Your objective: Rewrite each row below, swapping "screenshot" for "image" and keeping everything else the same. Leave out the pictures.

Provided data:
__________

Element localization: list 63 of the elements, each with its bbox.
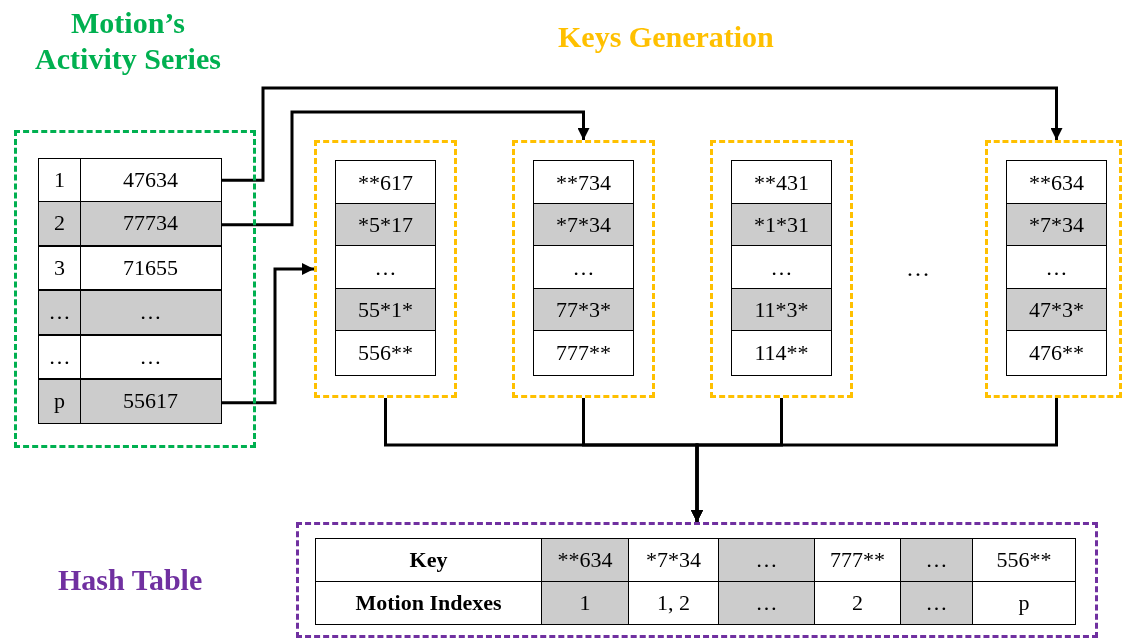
key-cell: *7*34 <box>1006 202 1107 248</box>
table-row <box>38 334 222 379</box>
connector-arrow <box>222 110 590 227</box>
key-cell: **734 <box>533 160 634 206</box>
table-cell: 777** <box>815 539 901 582</box>
index-cell-text: 2 <box>53 209 66 238</box>
group-heading: Motion’s Activity Series <box>34 5 222 77</box>
table-cell: **634 <box>542 539 629 582</box>
table-cell: … <box>901 539 973 582</box>
value-cell: … <box>80 291 220 334</box>
table-cell: … <box>719 582 815 625</box>
key-cell: 77*3* <box>533 287 634 333</box>
value-cell: 55617 <box>80 380 220 423</box>
table-cell: 556** <box>973 539 1076 582</box>
table-cell: 2 <box>815 582 901 625</box>
dashed-group-frame <box>314 140 457 398</box>
value-cell: … <box>80 335 220 378</box>
index-cell-text: … <box>47 298 72 327</box>
table-row <box>38 201 222 246</box>
key-cell: *5*17 <box>335 202 436 248</box>
table-row <box>38 158 222 203</box>
key-cell: 777** <box>533 330 634 376</box>
key-cell: 556** <box>335 330 436 376</box>
table-cell: *7*34 <box>629 539 719 582</box>
key-cell: **617 <box>335 160 436 206</box>
key-cell: … <box>533 245 634 291</box>
index-cell-text: p <box>53 387 66 416</box>
table-cell: 1, 2 <box>629 582 719 625</box>
index-cell-text: 3 <box>53 253 66 282</box>
key-cell: 55*1* <box>335 287 436 333</box>
key-cell: *1*31 <box>731 202 832 248</box>
connector-arrow <box>222 263 314 405</box>
key-cell: *7*34 <box>533 202 634 248</box>
table-cell: 1 <box>542 582 629 625</box>
key-cell: 11*3* <box>731 287 832 333</box>
table-cell: … <box>901 582 973 625</box>
table-row <box>38 245 222 290</box>
table-cell: p <box>973 582 1076 625</box>
dashed-group-frame <box>985 140 1122 398</box>
key-cell: 47*3* <box>1006 287 1107 333</box>
dashed-group-frame <box>710 140 853 398</box>
key-cell: … <box>1006 245 1107 291</box>
group-heading: Hash Table <box>58 562 203 598</box>
dashed-group-frame <box>512 140 655 398</box>
key-cell: … <box>335 245 436 291</box>
header-cell: Key <box>316 539 542 582</box>
table-row <box>38 379 222 424</box>
index-cell-text: … <box>47 342 72 371</box>
ellipsis: … <box>906 255 930 282</box>
key-cell: **431 <box>731 160 832 206</box>
key-cell: … <box>731 245 832 291</box>
section-heading: Keys Generation <box>558 20 774 54</box>
index-cell-text: 1 <box>53 166 66 195</box>
connector-arrow <box>222 86 1063 182</box>
header-cell: Motion Indexes <box>316 582 542 625</box>
value-cell: 77734 <box>80 202 220 245</box>
table-row <box>38 290 222 335</box>
key-cell: **634 <box>1006 160 1107 206</box>
table-cell: … <box>719 539 815 582</box>
key-cell: 476** <box>1006 330 1107 376</box>
key-cell: 114** <box>731 330 832 376</box>
connector-arrow <box>691 398 1058 522</box>
value-cell: 71655 <box>80 246 220 289</box>
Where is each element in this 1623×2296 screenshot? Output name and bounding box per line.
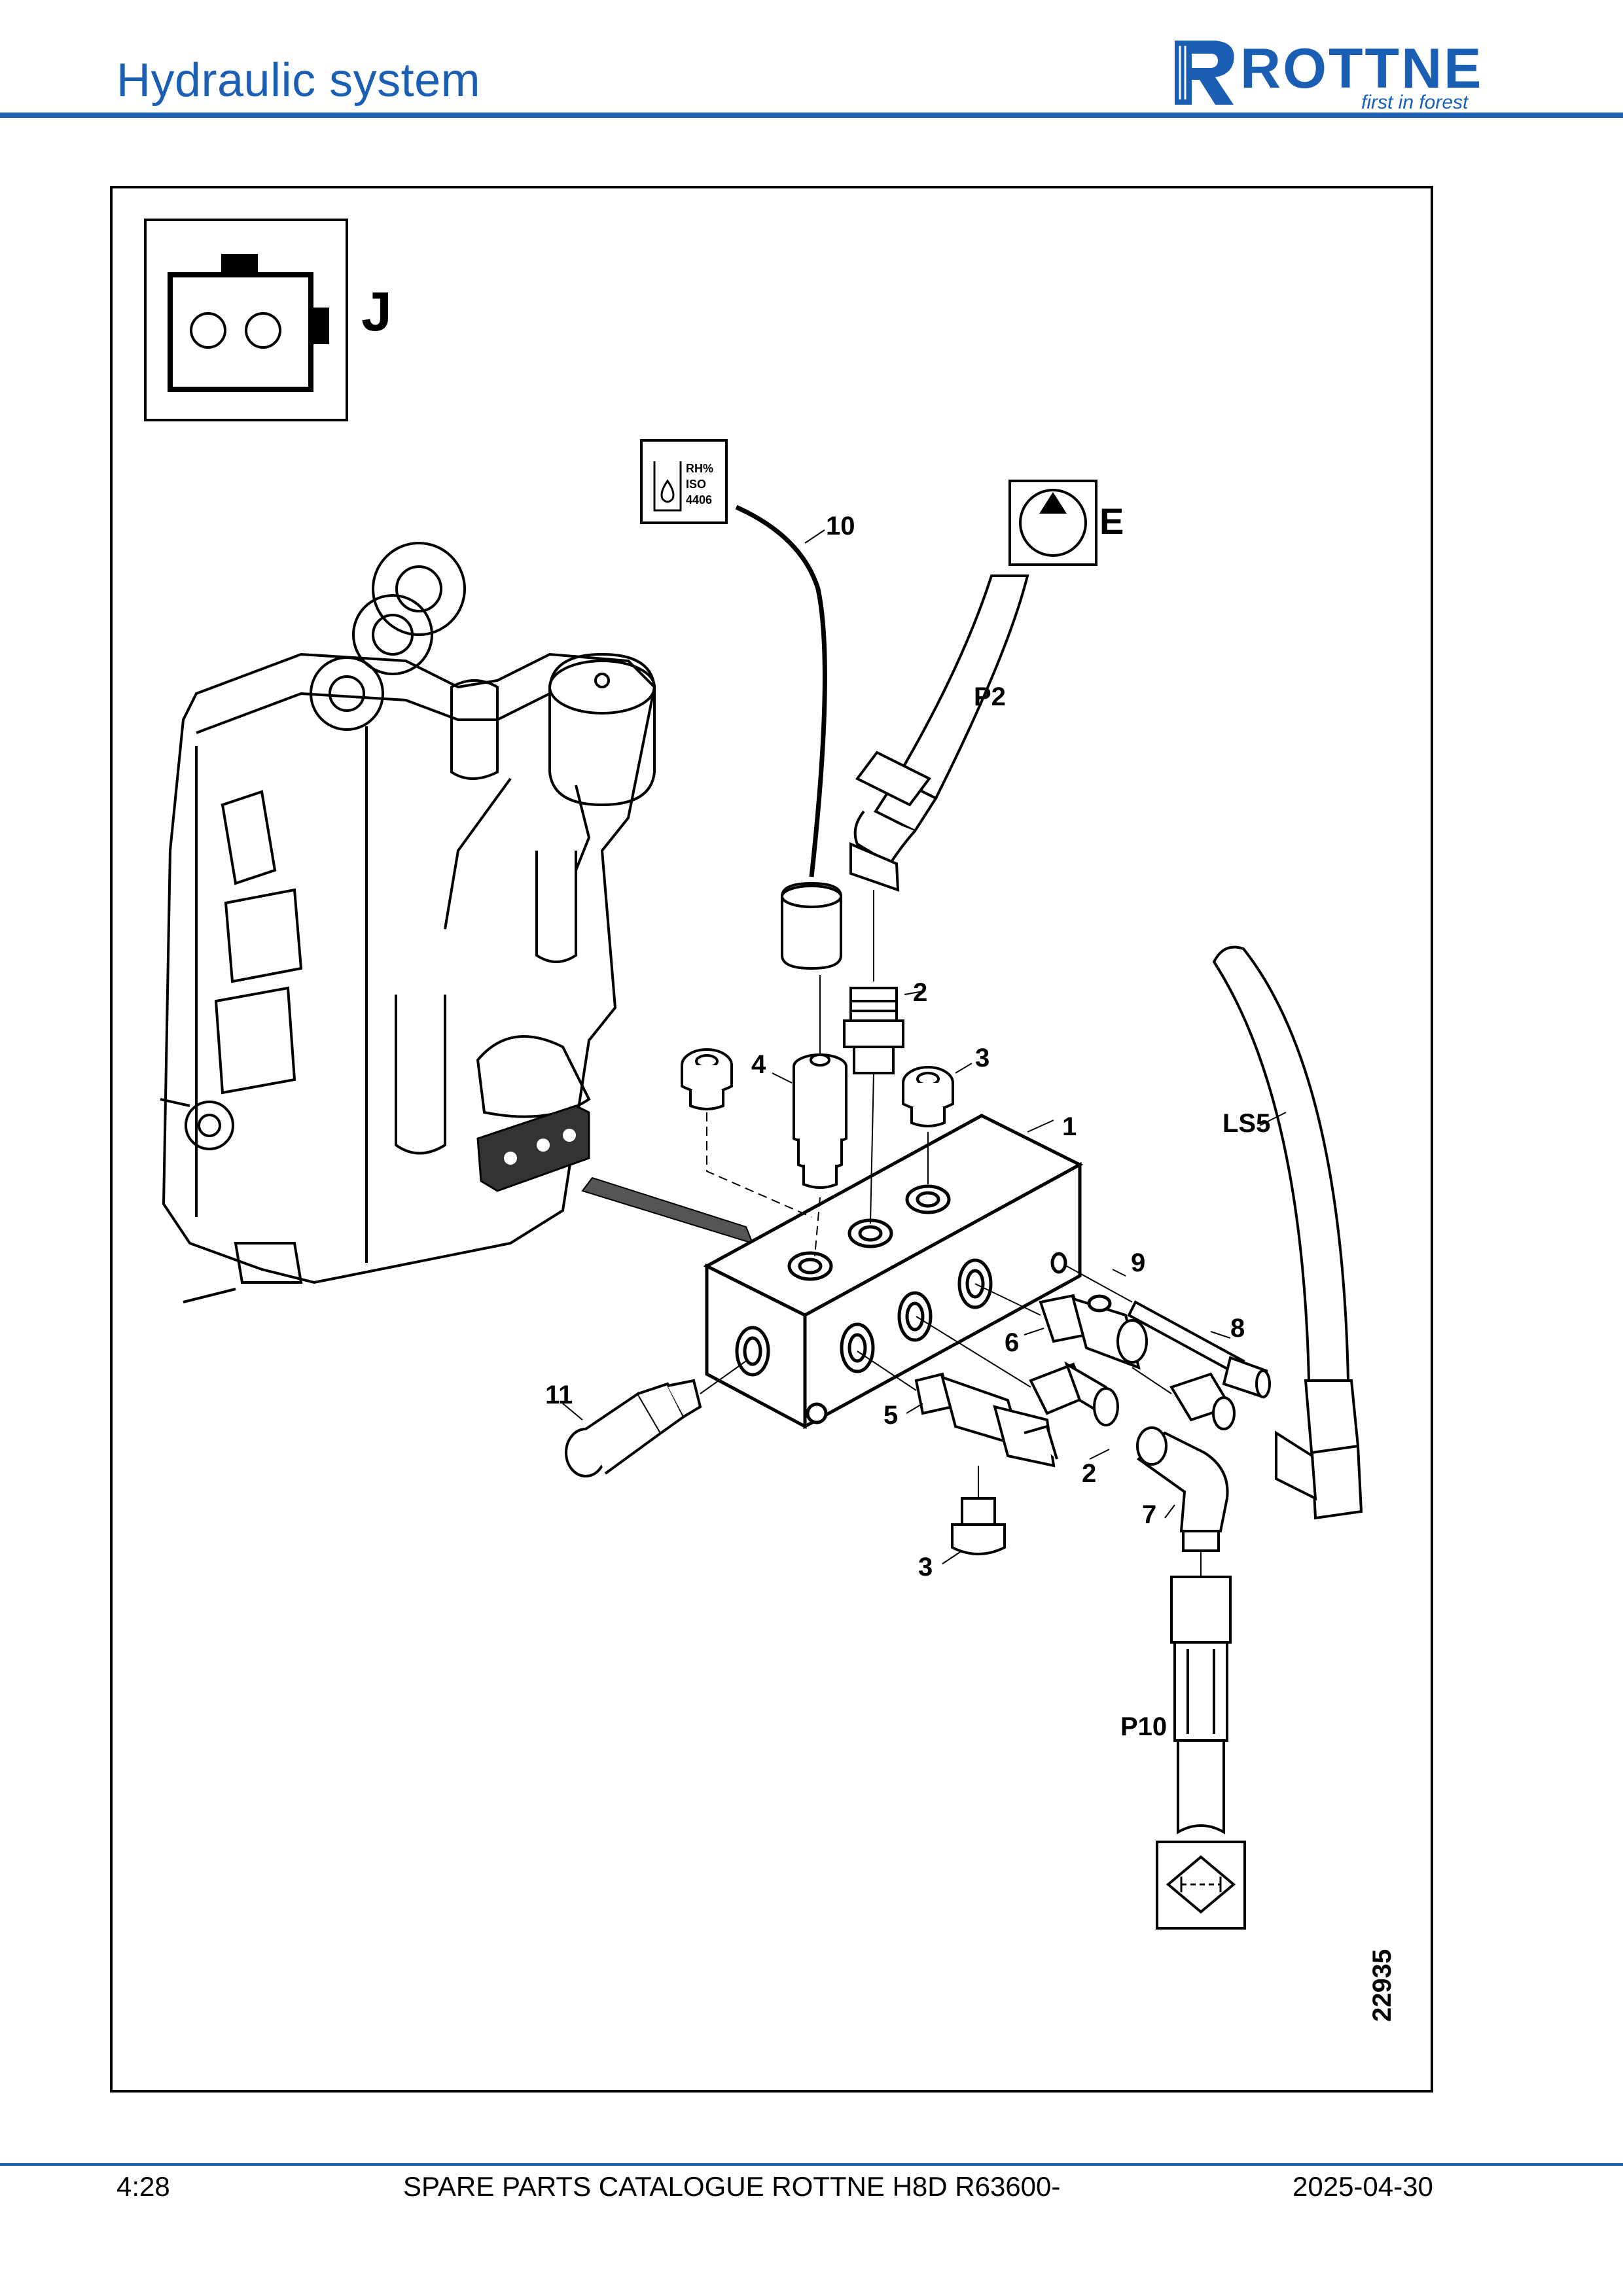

__________

Response:
Element localization: list 63 of the elements, each with its bbox.
key-cell: *7*34 <box>1006 202 1107 248</box>
table-row <box>38 334 222 379</box>
connector-arrow <box>222 110 590 227</box>
key-cell: **734 <box>533 160 634 206</box>
table-cell: 777** <box>815 539 901 582</box>
index-cell-text: 2 <box>53 209 66 238</box>
group-heading: Motion’s Activity Series <box>34 5 222 77</box>
table-cell: **634 <box>542 539 629 582</box>
table-cell: … <box>901 539 973 582</box>
value-cell: … <box>80 291 220 334</box>
table-cell: … <box>719 582 815 625</box>
key-cell: 77*3* <box>533 287 634 333</box>
value-cell: 55617 <box>80 380 220 423</box>
table-cell: 556** <box>973 539 1076 582</box>
table-cell: 2 <box>815 582 901 625</box>
dashed-group-frame <box>314 140 457 398</box>
value-cell: … <box>80 335 220 378</box>
index-cell-text: … <box>47 298 72 327</box>
table-row <box>38 201 222 246</box>
key-cell: *5*17 <box>335 202 436 248</box>
table-row <box>38 158 222 203</box>
key-cell: 777** <box>533 330 634 376</box>
key-cell: 556** <box>335 330 436 376</box>
table-cell: *7*34 <box>629 539 719 582</box>
key-cell: **617 <box>335 160 436 206</box>
key-cell: … <box>533 245 634 291</box>
index-cell-text: p <box>53 387 66 416</box>
table-cell: 1, 2 <box>629 582 719 625</box>
index-cell-text: 3 <box>53 253 66 282</box>
key-cell: 55*1* <box>335 287 436 333</box>
key-cell: *1*31 <box>731 202 832 248</box>
connector-arrow <box>222 263 314 405</box>
key-cell: *7*34 <box>533 202 634 248</box>
table-cell: 1 <box>542 582 629 625</box>
key-cell: 11*3* <box>731 287 832 333</box>
table-cell: … <box>901 582 973 625</box>
table-row <box>38 245 222 290</box>
table-cell: p <box>973 582 1076 625</box>
dashed-group-frame <box>985 140 1122 398</box>
key-cell: 47*3* <box>1006 287 1107 333</box>
dashed-group-frame <box>710 140 853 398</box>
key-cell: … <box>1006 245 1107 291</box>
group-heading: Hash Table <box>58 562 203 598</box>
dashed-group-frame <box>512 140 655 398</box>
key-cell: … <box>335 245 436 291</box>
header-cell: Key <box>316 539 542 582</box>
table-row <box>38 379 222 424</box>
index-cell-text: … <box>47 342 72 371</box>
ellipsis: … <box>906 255 930 282</box>
key-cell: **431 <box>731 160 832 206</box>
key-cell: … <box>731 245 832 291</box>
section-heading: Keys Generation <box>558 20 774 54</box>
index-cell-text: 1 <box>53 166 66 195</box>
connector-arrow <box>222 86 1063 182</box>
header-cell: Motion Indexes <box>316 582 542 625</box>
value-cell: 77734 <box>80 202 220 245</box>
table-row <box>38 290 222 335</box>
key-cell: **634 <box>1006 160 1107 206</box>
table-cell: … <box>719 539 815 582</box>
key-cell: 476** <box>1006 330 1107 376</box>
key-cell: 114** <box>731 330 832 376</box>
connector-arrow <box>691 398 1058 522</box>
value-cell: 71655 <box>80 246 220 289</box>
Where is each element in this 1623×2296 image? Output name and bounding box per line.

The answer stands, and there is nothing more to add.